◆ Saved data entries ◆
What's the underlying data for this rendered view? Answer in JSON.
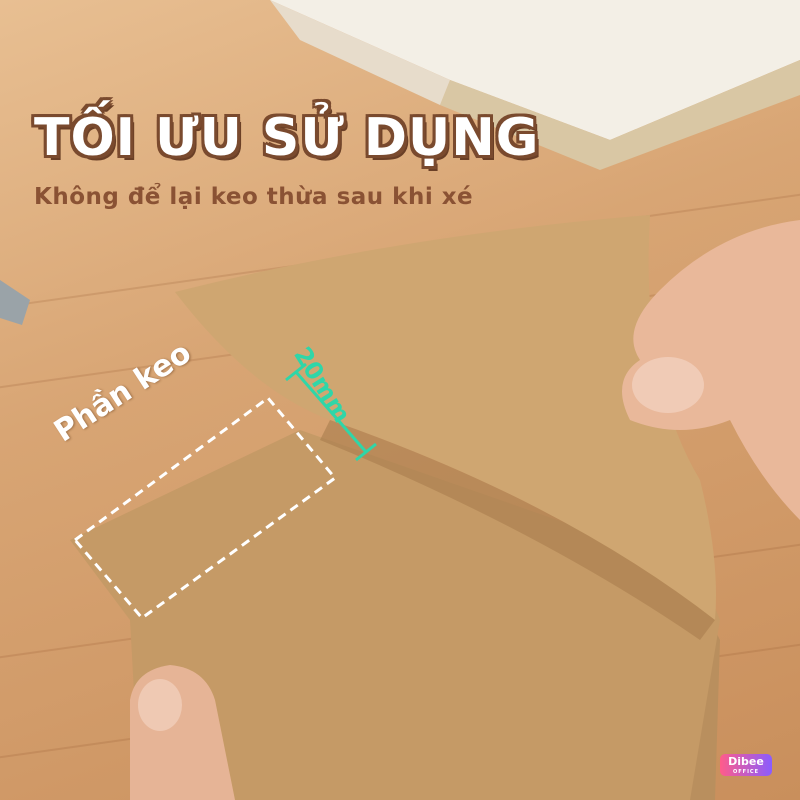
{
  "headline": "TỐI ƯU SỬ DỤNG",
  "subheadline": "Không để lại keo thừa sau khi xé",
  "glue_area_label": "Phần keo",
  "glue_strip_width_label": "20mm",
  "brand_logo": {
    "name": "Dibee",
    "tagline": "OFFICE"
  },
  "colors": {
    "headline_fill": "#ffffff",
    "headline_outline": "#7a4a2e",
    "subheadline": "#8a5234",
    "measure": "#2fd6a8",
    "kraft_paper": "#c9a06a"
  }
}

◆ SET EXERCISE ◆
Your task is to set down the records shown above exactly, minus any pictures.

◆ EXERCISE RESPONSE ◆
What's the underlying data for this rendered view? Answer in JSON.
{
  "headline": "TỐI ƯU SỬ DỤNG",
  "subheadline": "Không để lại keo thừa sau khi xé",
  "glue_area_label": "Phần keo",
  "glue_strip_width_label": "20mm",
  "brand_logo": {
    "name": "Dibee",
    "tagline": "OFFICE"
  },
  "colors": {
    "headline_fill": "#ffffff",
    "headline_outline": "#7a4a2e",
    "subheadline": "#8a5234",
    "measure": "#2fd6a8",
    "kraft_paper": "#c9a06a"
  }
}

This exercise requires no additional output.